[START Given information]
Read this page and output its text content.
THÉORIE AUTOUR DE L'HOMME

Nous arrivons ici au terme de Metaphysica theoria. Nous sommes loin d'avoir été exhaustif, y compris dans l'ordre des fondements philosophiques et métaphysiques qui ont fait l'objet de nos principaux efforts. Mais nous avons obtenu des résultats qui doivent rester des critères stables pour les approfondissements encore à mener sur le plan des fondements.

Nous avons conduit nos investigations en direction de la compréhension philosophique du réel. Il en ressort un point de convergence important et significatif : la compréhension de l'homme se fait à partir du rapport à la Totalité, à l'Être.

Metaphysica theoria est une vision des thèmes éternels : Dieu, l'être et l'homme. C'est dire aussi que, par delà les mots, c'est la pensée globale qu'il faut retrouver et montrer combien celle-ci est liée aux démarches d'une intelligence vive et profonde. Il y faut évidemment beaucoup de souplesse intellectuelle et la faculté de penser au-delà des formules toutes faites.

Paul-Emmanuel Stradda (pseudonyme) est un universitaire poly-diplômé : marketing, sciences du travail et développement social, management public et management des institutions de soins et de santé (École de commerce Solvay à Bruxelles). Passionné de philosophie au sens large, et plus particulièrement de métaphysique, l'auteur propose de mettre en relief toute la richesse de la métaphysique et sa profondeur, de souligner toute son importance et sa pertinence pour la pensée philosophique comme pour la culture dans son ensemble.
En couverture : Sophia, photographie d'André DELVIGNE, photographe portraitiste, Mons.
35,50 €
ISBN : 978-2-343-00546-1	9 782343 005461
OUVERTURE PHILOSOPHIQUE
[END Given information]
[START Given information]
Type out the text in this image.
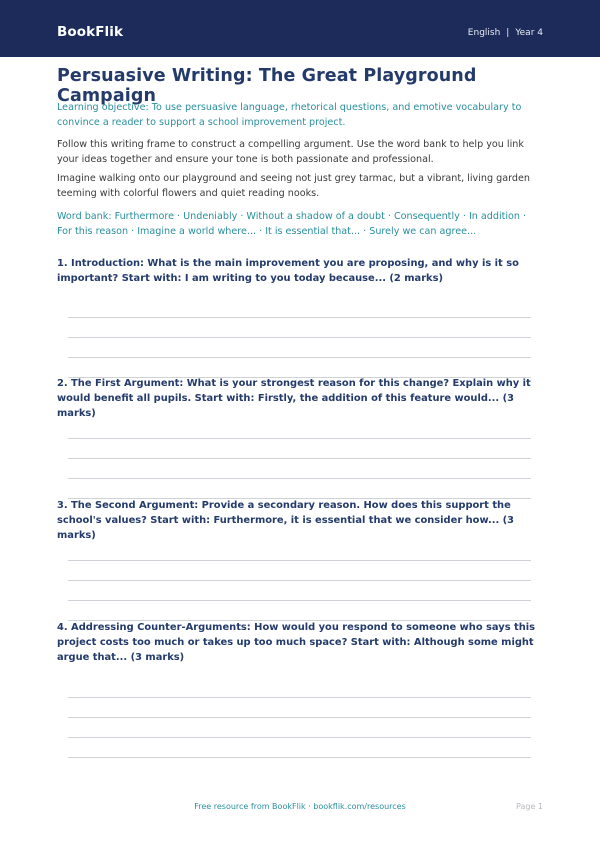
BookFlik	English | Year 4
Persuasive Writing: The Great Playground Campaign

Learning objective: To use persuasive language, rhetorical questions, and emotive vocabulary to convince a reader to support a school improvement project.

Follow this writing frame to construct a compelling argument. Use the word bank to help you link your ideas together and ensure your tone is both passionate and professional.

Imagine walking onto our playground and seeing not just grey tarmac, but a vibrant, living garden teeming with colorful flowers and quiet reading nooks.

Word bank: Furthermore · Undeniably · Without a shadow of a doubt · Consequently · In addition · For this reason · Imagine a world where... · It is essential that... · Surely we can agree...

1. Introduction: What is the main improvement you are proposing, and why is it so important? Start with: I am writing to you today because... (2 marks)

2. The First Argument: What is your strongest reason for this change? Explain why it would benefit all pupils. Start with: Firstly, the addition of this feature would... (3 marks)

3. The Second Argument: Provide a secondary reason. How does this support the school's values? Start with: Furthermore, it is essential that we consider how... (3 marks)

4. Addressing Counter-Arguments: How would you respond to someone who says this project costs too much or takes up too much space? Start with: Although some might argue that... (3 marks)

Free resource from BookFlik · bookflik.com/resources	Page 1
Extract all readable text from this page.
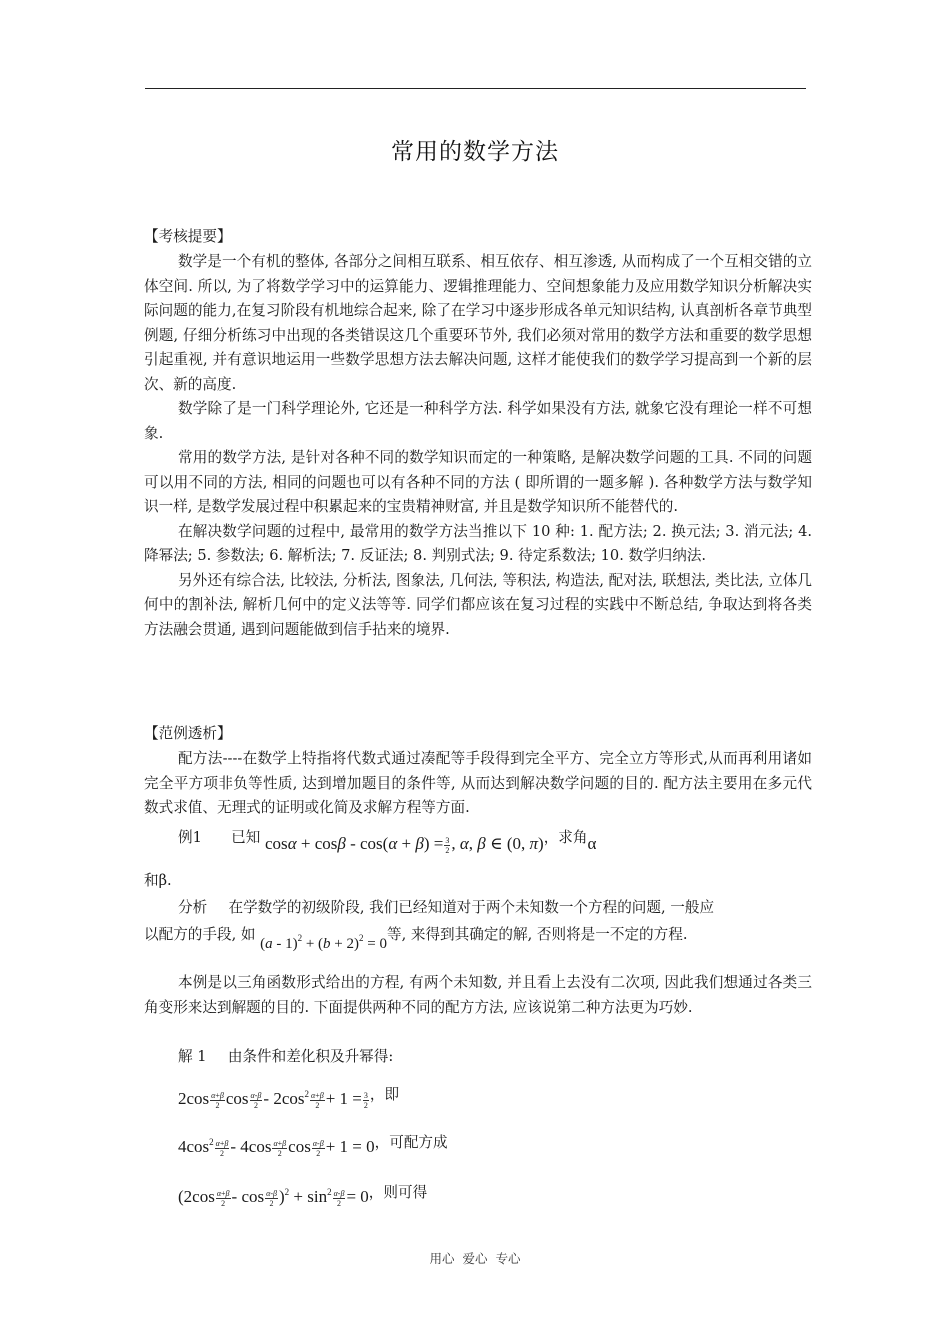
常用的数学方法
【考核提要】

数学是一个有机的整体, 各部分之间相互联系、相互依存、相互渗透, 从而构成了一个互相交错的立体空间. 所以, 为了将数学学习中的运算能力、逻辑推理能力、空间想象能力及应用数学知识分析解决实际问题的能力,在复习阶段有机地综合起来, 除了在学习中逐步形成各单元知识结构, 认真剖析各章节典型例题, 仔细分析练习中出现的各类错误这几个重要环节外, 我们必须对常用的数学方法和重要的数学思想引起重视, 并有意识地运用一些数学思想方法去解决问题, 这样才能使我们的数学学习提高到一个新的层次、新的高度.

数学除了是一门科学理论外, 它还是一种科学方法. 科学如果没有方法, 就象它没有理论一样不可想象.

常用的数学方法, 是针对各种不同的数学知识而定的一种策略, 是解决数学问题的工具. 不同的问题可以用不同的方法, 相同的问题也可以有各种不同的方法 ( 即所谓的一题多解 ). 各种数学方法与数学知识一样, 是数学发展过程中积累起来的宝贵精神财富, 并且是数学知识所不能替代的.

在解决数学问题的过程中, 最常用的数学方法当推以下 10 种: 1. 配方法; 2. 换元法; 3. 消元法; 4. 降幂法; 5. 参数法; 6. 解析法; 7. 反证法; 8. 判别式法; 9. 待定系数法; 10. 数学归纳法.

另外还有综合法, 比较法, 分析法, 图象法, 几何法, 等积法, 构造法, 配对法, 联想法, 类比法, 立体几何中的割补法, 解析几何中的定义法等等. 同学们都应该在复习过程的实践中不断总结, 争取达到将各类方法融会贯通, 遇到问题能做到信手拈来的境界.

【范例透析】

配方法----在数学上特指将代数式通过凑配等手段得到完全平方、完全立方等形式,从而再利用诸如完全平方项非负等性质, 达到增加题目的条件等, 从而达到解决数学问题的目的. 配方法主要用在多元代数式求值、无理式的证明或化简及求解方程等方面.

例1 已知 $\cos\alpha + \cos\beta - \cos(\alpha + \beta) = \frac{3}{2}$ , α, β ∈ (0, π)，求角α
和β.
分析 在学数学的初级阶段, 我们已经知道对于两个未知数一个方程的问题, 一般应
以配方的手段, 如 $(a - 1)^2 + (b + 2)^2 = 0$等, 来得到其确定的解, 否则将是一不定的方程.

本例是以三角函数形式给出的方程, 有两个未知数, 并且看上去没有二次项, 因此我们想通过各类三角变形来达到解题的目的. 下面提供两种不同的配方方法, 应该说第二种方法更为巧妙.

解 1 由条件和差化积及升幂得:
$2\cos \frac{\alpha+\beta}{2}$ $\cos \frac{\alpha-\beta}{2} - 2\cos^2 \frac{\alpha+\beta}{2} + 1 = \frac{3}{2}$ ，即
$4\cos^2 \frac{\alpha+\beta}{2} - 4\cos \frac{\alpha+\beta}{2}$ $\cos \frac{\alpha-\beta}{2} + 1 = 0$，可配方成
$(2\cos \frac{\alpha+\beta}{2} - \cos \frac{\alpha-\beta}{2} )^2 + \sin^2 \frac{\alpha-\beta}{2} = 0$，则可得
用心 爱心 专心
[END Given information]
» Goal
Reply with the number of lines in the preceding entries that contain "your", and no other words.

» Answer to this task
2